§ What this task involves: Could you print all the entries exactly?

§ Entries provided:

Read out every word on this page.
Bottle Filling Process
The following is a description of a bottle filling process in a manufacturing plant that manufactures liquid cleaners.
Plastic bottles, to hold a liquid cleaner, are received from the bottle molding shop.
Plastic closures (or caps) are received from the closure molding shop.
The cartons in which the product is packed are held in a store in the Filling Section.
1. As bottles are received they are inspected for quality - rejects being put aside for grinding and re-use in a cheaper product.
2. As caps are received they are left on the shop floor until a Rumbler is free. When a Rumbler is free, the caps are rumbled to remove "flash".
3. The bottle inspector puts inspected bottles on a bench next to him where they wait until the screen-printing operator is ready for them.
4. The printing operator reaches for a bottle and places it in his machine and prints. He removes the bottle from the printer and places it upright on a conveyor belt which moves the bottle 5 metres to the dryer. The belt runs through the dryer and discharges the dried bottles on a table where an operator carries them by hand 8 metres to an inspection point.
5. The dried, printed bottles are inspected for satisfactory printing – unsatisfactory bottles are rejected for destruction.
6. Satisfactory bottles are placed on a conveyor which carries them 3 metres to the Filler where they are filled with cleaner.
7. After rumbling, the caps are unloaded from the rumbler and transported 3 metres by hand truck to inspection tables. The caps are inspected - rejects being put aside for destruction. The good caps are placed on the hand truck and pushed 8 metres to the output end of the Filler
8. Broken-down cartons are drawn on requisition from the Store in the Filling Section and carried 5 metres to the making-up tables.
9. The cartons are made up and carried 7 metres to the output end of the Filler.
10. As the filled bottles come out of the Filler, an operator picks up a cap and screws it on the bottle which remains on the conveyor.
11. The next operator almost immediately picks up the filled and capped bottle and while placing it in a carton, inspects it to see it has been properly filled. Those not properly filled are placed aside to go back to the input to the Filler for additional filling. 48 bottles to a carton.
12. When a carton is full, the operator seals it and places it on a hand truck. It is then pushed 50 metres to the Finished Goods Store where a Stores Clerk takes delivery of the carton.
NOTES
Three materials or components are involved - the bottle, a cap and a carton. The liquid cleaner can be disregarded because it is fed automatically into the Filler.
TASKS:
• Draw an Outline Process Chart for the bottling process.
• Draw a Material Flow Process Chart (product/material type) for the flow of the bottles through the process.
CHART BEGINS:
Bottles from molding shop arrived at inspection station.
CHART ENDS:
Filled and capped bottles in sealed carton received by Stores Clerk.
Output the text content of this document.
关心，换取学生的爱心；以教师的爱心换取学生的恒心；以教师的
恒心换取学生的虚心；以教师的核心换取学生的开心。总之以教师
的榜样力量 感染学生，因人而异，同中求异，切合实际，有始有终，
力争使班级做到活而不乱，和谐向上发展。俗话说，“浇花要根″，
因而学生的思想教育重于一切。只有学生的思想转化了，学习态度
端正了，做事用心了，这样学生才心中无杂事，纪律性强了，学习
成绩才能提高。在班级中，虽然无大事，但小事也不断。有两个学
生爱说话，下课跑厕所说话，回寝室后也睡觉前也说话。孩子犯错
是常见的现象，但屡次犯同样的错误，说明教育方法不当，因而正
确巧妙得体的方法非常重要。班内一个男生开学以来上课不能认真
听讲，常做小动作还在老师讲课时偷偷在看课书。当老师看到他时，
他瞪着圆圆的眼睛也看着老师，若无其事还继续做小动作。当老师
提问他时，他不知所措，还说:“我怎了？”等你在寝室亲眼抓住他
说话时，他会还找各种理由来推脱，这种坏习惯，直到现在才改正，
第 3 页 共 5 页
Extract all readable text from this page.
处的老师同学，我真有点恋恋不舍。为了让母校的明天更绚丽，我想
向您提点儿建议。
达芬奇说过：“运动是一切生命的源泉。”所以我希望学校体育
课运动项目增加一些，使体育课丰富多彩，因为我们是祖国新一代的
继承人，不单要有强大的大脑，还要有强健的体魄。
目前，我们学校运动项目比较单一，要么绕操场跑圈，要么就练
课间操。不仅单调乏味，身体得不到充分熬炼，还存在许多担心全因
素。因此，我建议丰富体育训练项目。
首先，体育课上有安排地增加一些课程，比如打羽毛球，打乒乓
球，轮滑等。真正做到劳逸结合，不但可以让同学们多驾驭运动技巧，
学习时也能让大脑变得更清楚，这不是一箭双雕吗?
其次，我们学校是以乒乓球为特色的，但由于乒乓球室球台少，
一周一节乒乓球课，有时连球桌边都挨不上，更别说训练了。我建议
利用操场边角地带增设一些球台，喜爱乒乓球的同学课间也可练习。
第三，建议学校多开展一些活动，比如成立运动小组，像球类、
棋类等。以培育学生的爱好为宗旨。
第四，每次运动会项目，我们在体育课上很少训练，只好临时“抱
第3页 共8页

§ Solution for this exercise:
Read out every word on this page.
Bottle Filling Process
The following is a description of a bottle filling process in a manufacturing plant that manufactures liquid cleaners.
Plastic bottles, to hold a liquid cleaner, are received from the bottle molding shop.
Plastic closures (or caps) are received from the closure molding shop.
The cartons in which the product is packed are held in a store in the Filling Section.
1. As bottles are received they are inspected for quality - rejects being put aside for grinding and re-use in a cheaper product.
2. As caps are received they are left on the shop floor until a Rumbler is free. When a Rumbler is free, the caps are rumbled to remove "flash".
3. The bottle inspector puts inspected bottles on a bench next to him where they wait until the screen-printing operator is ready for them.
4. The printing operator reaches for a bottle and places it in his machine and prints. He removes the bottle from the printer and places it upright on a conveyor belt which moves the bottle 5 metres to the dryer. The belt runs through the dryer and discharges the dried bottles on a table where an operator carries them by hand 8 metres to an inspection point.
5. The dried, printed bottles are inspected for satisfactory printing – unsatisfactory bottles are rejected for destruction.
6. Satisfactory bottles are placed on a conveyor which carries them 3 metres to the Filler where they are filled with cleaner.
7. After rumbling, the caps are unloaded from the rumbler and transported 3 metres by hand truck to inspection tables. The caps are inspected - rejects being put aside for destruction. The good caps are placed on the hand truck and pushed 8 metres to the output end of the Filler
8. Broken-down cartons are drawn on requisition from the Store in the Filling Section and carried 5 metres to the making-up tables.
9. The cartons are made up and carried 7 metres to the output end of the Filler.
10. As the filled bottles come out of the Filler, an operator picks up a cap and screws it on the bottle which remains on the conveyor.
11. The next operator almost immediately picks up the filled and capped bottle and while placing it in a carton, inspects it to see it has been properly filled. Those not properly filled are placed aside to go back to the input to the Filler for additional filling. 48 bottles to a carton.
12. When a carton is full, the operator seals it and places it on a hand truck. It is then pushed 50 metres to the Finished Goods Store where a Stores Clerk takes delivery of the carton.
NOTES
Three materials or components are involved - the bottle, a cap and a carton. The liquid cleaner can be disregarded because it is fed automatically into the Filler.
TASKS:
• Draw an Outline Process Chart for the bottling process.
• Draw a Material Flow Process Chart (product/material type) for the flow of the bottles through the process.
CHART BEGINS:
Bottles from molding shop arrived at inspection station.
CHART ENDS:
Filled and capped bottles in sealed carton received by Stores Clerk.
Output the text content of this document.
关心，换取学生的爱心；以教师的爱心换取学生的恒心；以教师的
恒心换取学生的虚心；以教师的核心换取学生的开心。总之以教师
的榜样力量 感染学生，因人而异，同中求异，切合实际，有始有终，
力争使班级做到活而不乱，和谐向上发展。俗话说，“浇花要根″，
因而学生的思想教育重于一切。只有学生的思想转化了，学习态度
端正了，做事用心了，这样学生才心中无杂事，纪律性强了，学习
成绩才能提高。在班级中，虽然无大事，但小事也不断。有两个学
生爱说话，下课跑厕所说话，回寝室后也睡觉前也说话。孩子犯错
是常见的现象，但屡次犯同样的错误，说明教育方法不当，因而正
确巧妙得体的方法非常重要。班内一个男生开学以来上课不能认真
听讲，常做小动作还在老师讲课时偷偷在看课书。当老师看到他时，
他瞪着圆圆的眼睛也看着老师，若无其事还继续做小动作。当老师
提问他时，他不知所措，还说:“我怎了？”等你在寝室亲眼抓住他
说话时，他会还找各种理由来推脱，这种坏习惯，直到现在才改正，
第 3 页 共 5 页
Extract all readable text from this page.
处的老师同学，我真有点恋恋不舍。为了让母校的明天更绚丽，我想
向您提点儿建议。
达芬奇说过：“运动是一切生命的源泉。”所以我希望学校体育
课运动项目增加一些，使体育课丰富多彩，因为我们是祖国新一代的
继承人，不单要有强大的大脑，还要有强健的体魄。
目前，我们学校运动项目比较单一，要么绕操场跑圈，要么就练
课间操。不仅单调乏味，身体得不到充分熬炼，还存在许多担心全因
素。因此，我建议丰富体育训练项目。
首先，体育课上有安排地增加一些课程，比如打羽毛球，打乒乓
球，轮滑等。真正做到劳逸结合，不但可以让同学们多驾驭运动技巧，
学习时也能让大脑变得更清楚，这不是一箭双雕吗?
其次，我们学校是以乒乓球为特色的，但由于乒乓球室球台少，
一周一节乒乓球课，有时连球桌边都挨不上，更别说训练了。我建议
利用操场边角地带增设一些球台，喜爱乒乓球的同学课间也可练习。
第三，建议学校多开展一些活动，比如成立运动小组，像球类、
棋类等。以培育学生的爱好为宗旨。
第四，每次运动会项目，我们在体育课上很少训练，只好临时“抱
第3页 共8页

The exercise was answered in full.